REQUIREMENTS
Find the lines with "Transition" in them and copy them out.

[Records from a collection]
----

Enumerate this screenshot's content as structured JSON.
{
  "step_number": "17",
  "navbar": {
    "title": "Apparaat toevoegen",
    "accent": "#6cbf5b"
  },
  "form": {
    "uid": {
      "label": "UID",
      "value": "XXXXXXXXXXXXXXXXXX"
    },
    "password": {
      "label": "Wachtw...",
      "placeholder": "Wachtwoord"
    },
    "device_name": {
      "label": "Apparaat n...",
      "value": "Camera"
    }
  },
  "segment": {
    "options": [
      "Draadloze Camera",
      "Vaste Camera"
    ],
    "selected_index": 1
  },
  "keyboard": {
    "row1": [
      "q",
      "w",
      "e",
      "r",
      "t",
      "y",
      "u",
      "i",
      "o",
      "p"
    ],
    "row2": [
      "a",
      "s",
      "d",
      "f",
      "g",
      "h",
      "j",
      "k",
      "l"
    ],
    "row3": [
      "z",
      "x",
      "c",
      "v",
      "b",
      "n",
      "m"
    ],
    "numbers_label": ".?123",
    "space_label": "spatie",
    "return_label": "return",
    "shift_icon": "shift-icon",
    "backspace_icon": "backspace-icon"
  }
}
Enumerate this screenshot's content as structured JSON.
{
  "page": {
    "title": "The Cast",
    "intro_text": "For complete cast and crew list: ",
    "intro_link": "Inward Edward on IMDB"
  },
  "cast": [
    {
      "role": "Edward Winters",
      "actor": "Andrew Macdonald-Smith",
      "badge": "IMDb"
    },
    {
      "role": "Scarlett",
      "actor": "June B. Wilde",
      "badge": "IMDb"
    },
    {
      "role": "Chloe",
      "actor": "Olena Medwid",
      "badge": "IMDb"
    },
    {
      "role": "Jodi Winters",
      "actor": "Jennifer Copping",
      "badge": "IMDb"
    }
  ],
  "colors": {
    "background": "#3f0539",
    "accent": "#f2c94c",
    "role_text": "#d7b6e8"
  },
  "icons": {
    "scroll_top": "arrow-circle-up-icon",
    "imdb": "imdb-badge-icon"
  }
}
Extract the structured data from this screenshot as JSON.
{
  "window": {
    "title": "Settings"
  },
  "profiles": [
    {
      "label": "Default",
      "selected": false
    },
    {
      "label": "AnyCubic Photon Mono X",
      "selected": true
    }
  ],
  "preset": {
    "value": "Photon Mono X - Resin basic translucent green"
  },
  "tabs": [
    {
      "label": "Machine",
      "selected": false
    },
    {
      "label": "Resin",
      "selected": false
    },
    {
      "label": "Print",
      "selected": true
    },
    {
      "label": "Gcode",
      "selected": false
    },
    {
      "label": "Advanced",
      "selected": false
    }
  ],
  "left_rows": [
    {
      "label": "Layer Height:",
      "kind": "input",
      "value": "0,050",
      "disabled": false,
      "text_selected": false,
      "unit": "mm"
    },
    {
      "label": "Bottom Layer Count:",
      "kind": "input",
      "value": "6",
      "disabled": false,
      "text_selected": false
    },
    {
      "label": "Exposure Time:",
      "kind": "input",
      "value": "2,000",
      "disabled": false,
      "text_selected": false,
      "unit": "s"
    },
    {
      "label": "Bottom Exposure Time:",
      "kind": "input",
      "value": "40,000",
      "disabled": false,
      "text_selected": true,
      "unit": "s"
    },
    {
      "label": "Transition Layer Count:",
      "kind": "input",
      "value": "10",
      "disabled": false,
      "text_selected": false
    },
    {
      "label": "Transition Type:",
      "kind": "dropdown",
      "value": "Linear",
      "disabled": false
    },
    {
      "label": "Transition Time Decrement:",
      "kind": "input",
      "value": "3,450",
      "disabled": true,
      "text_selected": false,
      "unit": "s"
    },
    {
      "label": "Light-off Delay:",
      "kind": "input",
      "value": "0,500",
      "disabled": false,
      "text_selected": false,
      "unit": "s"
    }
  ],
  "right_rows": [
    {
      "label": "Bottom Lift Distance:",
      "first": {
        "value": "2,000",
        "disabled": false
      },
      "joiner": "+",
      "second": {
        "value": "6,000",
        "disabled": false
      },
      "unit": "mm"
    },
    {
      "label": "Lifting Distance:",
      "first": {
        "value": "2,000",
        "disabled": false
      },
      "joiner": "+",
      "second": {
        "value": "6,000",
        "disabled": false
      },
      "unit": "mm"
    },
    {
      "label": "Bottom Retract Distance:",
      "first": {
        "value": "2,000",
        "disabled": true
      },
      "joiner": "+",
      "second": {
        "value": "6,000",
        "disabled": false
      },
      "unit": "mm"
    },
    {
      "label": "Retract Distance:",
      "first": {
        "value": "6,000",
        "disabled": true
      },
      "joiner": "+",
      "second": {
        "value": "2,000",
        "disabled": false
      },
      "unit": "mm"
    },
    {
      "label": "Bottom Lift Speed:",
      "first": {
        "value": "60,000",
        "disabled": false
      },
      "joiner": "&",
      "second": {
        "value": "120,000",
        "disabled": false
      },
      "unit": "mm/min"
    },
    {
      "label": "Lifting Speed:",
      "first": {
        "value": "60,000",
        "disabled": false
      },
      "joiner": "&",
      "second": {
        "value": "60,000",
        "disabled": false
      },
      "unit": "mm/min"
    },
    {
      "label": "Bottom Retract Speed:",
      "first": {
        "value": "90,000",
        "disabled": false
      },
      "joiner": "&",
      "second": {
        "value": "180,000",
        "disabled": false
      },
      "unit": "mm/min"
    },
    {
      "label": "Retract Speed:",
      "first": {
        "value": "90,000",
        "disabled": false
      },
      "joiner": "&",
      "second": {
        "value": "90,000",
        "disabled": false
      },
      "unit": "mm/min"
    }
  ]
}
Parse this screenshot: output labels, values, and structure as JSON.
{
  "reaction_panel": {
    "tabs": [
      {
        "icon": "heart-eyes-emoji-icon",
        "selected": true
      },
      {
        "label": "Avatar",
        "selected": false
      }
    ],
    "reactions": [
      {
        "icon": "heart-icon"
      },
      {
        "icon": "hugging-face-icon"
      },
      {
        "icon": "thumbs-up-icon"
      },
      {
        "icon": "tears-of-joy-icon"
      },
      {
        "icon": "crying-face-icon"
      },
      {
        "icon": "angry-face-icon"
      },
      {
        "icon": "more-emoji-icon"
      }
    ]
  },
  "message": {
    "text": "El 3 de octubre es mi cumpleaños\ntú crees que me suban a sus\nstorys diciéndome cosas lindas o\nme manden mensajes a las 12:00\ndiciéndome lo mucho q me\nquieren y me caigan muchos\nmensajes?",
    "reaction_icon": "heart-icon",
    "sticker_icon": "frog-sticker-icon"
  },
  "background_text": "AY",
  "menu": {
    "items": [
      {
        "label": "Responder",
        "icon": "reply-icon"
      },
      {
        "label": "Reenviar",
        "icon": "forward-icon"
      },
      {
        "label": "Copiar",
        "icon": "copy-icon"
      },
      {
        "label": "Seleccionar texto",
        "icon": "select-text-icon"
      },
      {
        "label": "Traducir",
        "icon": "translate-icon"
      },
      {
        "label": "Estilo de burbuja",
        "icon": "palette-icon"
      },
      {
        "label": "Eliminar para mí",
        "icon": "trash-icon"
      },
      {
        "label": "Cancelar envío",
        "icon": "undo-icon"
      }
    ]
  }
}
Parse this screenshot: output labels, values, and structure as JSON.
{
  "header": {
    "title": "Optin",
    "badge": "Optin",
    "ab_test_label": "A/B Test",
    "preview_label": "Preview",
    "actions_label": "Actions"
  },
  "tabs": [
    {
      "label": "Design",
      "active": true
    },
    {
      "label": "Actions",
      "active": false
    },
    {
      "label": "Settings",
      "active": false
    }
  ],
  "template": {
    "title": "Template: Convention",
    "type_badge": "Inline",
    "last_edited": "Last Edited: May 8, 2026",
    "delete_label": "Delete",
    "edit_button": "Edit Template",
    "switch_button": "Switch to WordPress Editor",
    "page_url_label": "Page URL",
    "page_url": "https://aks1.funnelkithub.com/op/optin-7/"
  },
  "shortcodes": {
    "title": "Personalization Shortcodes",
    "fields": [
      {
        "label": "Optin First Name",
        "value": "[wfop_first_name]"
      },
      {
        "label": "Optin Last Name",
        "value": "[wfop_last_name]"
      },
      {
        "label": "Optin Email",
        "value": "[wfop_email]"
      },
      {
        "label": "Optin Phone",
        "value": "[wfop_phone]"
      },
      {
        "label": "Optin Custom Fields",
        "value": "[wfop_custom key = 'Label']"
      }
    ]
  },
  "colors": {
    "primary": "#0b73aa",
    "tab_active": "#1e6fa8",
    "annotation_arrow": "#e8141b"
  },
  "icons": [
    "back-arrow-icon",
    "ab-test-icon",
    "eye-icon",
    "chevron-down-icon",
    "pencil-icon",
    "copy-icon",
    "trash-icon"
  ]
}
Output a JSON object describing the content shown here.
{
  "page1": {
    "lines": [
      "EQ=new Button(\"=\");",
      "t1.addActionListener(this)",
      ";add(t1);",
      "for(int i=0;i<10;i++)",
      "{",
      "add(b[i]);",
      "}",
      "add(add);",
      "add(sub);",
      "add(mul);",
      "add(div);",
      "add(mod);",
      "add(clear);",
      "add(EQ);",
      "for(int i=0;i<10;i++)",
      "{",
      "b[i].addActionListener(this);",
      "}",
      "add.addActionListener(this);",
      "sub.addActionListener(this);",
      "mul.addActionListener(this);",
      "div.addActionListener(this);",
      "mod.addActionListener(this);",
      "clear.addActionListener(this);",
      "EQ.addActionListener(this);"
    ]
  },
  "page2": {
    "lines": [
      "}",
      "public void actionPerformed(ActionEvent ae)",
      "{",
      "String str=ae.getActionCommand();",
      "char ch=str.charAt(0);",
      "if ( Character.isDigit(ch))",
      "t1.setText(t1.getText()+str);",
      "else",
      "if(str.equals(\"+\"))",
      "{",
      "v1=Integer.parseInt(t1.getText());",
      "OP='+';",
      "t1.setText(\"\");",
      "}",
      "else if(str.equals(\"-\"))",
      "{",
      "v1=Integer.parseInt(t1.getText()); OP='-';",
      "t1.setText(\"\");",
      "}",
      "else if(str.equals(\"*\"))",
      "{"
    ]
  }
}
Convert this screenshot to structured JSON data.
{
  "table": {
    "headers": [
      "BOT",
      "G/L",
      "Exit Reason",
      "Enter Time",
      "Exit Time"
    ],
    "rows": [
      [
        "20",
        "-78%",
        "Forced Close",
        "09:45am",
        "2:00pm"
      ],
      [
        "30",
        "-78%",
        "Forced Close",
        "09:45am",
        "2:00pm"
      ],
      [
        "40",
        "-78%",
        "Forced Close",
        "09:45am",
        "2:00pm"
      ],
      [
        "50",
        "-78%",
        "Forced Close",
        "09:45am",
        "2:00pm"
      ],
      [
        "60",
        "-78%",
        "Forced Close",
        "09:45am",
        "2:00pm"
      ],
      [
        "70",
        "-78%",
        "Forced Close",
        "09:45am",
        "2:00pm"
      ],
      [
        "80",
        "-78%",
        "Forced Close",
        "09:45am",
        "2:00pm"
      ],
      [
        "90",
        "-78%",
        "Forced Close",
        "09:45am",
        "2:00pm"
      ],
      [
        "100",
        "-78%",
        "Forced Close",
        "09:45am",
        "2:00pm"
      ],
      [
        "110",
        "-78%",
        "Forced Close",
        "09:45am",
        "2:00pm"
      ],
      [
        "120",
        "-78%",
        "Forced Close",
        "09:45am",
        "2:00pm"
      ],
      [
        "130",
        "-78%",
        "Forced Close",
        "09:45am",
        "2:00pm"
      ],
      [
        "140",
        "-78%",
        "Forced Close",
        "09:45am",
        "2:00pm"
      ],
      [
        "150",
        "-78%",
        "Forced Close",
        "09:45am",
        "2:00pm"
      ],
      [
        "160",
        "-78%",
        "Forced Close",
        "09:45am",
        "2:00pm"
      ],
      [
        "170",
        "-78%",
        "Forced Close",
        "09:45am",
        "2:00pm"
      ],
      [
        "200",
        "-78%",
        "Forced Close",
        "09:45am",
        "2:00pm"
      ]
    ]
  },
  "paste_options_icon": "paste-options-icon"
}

----

TASK ANSWER
      "label": "Transition Layer Count:",
      "label": "Transition Type:",
      "label": "Transition Time Decrement:",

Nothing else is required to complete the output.